### PROMPT
Print only the line with "Give me a plain-text" and the lines after it, ending with the last line of the material, each exactly as it stands.

Start of RAW RECORDS

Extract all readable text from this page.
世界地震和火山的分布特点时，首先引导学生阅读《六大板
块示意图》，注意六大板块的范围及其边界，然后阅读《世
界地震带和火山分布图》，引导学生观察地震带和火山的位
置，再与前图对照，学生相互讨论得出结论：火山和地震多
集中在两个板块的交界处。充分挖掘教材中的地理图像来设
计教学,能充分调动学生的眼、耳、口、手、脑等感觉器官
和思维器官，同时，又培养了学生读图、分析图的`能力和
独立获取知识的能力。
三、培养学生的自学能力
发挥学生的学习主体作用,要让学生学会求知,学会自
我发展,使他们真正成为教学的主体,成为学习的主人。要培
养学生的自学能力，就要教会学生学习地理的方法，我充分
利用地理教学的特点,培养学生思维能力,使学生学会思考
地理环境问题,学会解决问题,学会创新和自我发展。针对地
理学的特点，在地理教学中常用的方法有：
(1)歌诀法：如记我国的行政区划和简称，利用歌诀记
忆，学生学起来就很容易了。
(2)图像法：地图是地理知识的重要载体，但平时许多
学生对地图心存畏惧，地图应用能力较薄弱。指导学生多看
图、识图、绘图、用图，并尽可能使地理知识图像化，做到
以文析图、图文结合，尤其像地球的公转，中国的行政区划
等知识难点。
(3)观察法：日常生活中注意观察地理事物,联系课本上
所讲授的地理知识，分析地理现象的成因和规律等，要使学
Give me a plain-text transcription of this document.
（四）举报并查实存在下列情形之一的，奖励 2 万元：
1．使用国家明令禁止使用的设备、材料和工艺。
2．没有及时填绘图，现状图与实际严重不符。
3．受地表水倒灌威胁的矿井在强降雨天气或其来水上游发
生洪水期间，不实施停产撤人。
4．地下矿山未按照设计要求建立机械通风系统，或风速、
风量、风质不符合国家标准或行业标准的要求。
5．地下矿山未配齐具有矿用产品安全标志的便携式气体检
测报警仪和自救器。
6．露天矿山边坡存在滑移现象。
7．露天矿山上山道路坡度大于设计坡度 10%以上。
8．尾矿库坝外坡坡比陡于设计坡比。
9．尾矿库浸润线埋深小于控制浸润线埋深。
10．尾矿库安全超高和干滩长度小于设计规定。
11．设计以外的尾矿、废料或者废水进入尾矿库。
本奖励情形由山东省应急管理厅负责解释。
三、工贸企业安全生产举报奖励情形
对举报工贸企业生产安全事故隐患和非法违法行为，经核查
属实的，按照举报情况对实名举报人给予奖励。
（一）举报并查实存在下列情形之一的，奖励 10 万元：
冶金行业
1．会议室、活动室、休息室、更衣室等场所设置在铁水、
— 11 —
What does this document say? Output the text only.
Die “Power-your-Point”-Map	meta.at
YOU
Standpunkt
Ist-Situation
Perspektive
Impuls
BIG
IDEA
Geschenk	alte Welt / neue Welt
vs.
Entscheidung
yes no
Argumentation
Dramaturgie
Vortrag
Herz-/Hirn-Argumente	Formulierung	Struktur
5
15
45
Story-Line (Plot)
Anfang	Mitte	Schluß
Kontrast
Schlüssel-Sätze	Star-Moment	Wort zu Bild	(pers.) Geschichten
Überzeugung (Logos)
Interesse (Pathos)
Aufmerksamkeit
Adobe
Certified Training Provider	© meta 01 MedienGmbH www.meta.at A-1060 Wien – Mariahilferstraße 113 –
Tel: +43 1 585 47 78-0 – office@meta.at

End of RAW RECORDS

### EXERCISE RESPONSE
Give me a plain-text transcription of this document.
（四）举报并查实存在下列情形之一的，奖励 2 万元：
1．使用国家明令禁止使用的设备、材料和工艺。
2．没有及时填绘图，现状图与实际严重不符。
3．受地表水倒灌威胁的矿井在强降雨天气或其来水上游发
生洪水期间，不实施停产撤人。
4．地下矿山未按照设计要求建立机械通风系统，或风速、
风量、风质不符合国家标准或行业标准的要求。
5．地下矿山未配齐具有矿用产品安全标志的便携式气体检
测报警仪和自救器。
6．露天矿山边坡存在滑移现象。
7．露天矿山上山道路坡度大于设计坡度 10%以上。
8．尾矿库坝外坡坡比陡于设计坡比。
9．尾矿库浸润线埋深小于控制浸润线埋深。
10．尾矿库安全超高和干滩长度小于设计规定。
11．设计以外的尾矿、废料或者废水进入尾矿库。
本奖励情形由山东省应急管理厅负责解释。
三、工贸企业安全生产举报奖励情形
对举报工贸企业生产安全事故隐患和非法违法行为，经核查
属实的，按照举报情况对实名举报人给予奖励。
（一）举报并查实存在下列情形之一的，奖励 10 万元：
冶金行业
1．会议室、活动室、休息室、更衣室等场所设置在铁水、
— 11 —
What does this document say? Output the text only.
Die “Power-your-Point”-Map	meta.at
YOU
Standpunkt
Ist-Situation
Perspektive
Impuls
BIG
IDEA
Geschenk	alte Welt / neue Welt
vs.
Entscheidung
yes no
Argumentation
Dramaturgie
Vortrag
Herz-/Hirn-Argumente	Formulierung	Struktur
5
15
45
Story-Line (Plot)
Anfang	Mitte	Schluß
Kontrast
Schlüssel-Sätze	Star-Moment	Wort zu Bild	(pers.) Geschichten
Überzeugung (Logos)
Interesse (Pathos)
Aufmerksamkeit
Adobe
Certified Training Provider	© meta 01 MedienGmbH www.meta.at A-1060 Wien – Mariahilferstraße 113 –
Tel: +43 1 585 47 78-0 – office@meta.at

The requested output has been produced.